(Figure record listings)
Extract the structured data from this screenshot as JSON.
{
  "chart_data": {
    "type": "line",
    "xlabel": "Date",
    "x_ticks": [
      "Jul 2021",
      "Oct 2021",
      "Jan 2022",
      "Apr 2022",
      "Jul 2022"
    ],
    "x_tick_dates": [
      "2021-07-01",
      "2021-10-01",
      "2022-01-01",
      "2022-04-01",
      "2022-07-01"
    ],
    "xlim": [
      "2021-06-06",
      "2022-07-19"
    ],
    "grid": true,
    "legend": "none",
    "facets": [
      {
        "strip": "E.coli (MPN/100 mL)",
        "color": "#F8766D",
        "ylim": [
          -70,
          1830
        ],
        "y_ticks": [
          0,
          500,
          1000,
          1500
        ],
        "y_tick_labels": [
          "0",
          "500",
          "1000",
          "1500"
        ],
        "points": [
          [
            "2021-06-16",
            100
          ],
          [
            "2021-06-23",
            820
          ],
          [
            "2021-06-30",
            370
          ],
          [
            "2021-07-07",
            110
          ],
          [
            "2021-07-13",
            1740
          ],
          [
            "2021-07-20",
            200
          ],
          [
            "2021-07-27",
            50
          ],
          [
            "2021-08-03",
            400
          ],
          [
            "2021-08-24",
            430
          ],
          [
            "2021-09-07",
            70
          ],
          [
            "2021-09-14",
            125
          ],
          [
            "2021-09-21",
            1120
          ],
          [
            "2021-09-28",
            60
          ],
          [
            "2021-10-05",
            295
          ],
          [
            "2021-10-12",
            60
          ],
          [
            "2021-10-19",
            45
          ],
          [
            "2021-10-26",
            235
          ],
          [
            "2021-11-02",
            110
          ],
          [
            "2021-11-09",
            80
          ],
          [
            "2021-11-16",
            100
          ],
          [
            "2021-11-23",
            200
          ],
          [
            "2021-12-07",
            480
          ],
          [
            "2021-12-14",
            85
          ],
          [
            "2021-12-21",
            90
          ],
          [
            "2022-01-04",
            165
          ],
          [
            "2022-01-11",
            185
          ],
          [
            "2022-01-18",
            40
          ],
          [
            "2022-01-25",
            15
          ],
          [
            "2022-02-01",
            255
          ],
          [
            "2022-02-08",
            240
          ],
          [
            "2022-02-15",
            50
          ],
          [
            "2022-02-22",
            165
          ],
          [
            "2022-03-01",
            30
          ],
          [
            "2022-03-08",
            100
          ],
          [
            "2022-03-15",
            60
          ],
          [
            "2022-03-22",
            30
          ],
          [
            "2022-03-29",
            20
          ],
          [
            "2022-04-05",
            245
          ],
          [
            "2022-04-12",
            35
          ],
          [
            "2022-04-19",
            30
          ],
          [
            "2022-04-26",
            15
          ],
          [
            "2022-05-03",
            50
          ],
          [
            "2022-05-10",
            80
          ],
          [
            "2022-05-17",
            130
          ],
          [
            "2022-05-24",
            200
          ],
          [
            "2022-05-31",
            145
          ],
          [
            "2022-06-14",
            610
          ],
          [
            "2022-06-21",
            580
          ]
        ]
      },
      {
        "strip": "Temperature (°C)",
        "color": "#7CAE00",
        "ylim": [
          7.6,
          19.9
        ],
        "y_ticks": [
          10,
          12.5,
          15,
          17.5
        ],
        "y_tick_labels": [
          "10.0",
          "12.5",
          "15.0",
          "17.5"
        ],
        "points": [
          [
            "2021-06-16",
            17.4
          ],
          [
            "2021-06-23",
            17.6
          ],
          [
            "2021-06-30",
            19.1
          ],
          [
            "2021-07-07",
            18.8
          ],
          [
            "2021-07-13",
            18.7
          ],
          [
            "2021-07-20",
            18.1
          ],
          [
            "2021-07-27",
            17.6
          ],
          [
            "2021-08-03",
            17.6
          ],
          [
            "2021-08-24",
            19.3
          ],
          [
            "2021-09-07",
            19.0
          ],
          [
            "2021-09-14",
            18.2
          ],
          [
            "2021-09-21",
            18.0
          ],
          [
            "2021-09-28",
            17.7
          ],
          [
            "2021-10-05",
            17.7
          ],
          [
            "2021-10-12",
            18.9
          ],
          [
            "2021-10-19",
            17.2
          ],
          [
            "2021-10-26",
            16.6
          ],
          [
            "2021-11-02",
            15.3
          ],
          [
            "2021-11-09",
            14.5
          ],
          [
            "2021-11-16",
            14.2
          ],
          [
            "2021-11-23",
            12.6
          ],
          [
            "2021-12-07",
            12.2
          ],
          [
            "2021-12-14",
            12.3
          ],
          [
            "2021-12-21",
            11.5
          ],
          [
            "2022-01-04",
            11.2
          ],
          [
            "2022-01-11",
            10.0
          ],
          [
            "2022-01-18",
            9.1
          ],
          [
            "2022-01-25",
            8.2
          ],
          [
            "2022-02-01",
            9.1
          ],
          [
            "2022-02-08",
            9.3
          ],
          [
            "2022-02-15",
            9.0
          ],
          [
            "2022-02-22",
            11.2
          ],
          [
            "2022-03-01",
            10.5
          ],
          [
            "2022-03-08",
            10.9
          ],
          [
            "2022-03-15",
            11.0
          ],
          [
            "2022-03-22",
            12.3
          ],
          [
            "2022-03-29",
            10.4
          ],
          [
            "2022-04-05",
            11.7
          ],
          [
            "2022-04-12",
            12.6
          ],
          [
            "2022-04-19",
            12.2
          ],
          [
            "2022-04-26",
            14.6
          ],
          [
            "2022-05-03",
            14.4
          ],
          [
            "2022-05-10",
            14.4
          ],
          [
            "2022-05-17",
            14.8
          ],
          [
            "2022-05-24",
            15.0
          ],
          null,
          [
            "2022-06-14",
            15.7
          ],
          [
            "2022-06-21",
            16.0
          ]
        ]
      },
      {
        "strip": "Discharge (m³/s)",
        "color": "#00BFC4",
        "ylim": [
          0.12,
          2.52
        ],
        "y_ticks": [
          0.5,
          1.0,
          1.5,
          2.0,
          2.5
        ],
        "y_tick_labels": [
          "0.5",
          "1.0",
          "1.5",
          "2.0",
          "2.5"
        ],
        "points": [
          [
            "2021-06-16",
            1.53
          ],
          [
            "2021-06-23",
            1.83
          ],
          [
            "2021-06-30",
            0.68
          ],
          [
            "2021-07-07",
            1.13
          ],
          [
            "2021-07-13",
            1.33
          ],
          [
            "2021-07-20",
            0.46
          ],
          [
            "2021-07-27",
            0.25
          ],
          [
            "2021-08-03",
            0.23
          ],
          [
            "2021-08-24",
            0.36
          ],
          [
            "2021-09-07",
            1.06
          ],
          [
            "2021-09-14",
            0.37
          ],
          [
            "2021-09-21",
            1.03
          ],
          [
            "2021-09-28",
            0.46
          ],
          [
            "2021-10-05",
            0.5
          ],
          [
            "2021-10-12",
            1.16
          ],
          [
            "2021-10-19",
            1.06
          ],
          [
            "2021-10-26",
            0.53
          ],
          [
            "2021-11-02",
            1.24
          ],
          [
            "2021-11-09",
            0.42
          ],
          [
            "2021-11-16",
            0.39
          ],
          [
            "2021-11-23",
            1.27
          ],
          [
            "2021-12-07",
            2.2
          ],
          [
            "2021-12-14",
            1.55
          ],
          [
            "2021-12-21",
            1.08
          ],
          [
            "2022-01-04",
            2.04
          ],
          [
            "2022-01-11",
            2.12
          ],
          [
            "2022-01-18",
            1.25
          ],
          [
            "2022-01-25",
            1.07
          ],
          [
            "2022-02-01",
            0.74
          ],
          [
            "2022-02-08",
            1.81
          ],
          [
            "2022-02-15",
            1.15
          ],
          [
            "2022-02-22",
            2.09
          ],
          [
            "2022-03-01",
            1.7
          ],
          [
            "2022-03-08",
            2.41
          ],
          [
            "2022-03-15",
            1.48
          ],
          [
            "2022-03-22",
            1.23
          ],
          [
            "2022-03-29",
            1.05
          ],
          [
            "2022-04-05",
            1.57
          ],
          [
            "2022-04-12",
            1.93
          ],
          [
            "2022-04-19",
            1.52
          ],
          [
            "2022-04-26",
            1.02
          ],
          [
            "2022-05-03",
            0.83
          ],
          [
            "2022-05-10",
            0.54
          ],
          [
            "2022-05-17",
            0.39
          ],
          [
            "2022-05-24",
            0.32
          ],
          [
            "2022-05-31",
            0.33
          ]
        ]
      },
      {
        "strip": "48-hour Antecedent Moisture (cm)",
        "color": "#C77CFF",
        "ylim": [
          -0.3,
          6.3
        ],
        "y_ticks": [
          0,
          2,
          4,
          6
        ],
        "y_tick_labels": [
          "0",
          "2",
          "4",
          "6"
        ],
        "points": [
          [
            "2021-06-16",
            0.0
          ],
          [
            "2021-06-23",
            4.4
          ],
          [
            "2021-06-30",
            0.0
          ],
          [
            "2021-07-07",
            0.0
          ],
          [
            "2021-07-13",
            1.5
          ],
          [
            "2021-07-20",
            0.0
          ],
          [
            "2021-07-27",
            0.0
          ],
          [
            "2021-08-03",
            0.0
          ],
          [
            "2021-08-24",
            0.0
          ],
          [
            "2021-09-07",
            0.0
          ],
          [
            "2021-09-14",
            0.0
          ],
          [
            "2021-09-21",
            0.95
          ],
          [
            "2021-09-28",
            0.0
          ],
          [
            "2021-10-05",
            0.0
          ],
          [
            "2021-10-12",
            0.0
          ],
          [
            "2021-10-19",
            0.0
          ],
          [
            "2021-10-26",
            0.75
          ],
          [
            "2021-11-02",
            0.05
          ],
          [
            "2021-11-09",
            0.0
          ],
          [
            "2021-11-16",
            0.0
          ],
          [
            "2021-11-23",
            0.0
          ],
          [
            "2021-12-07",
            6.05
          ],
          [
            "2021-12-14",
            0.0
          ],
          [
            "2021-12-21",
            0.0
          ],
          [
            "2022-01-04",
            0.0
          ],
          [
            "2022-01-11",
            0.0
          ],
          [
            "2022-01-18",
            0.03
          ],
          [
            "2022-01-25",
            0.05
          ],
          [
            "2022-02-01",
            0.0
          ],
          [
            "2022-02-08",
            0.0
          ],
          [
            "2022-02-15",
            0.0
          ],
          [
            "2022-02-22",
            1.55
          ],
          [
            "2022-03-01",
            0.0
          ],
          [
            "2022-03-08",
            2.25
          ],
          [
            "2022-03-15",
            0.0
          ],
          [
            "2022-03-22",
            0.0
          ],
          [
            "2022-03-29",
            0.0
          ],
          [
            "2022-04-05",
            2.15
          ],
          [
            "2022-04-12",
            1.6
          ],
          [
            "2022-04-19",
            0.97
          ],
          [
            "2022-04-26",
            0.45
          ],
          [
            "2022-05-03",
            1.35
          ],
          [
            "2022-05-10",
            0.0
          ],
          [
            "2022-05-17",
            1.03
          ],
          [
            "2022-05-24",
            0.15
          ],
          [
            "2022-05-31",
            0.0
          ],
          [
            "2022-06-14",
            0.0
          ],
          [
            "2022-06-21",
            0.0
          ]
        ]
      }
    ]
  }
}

Prompt:
Work out how many lines above contain the word "strip". Give only the number.

Solved problem:
4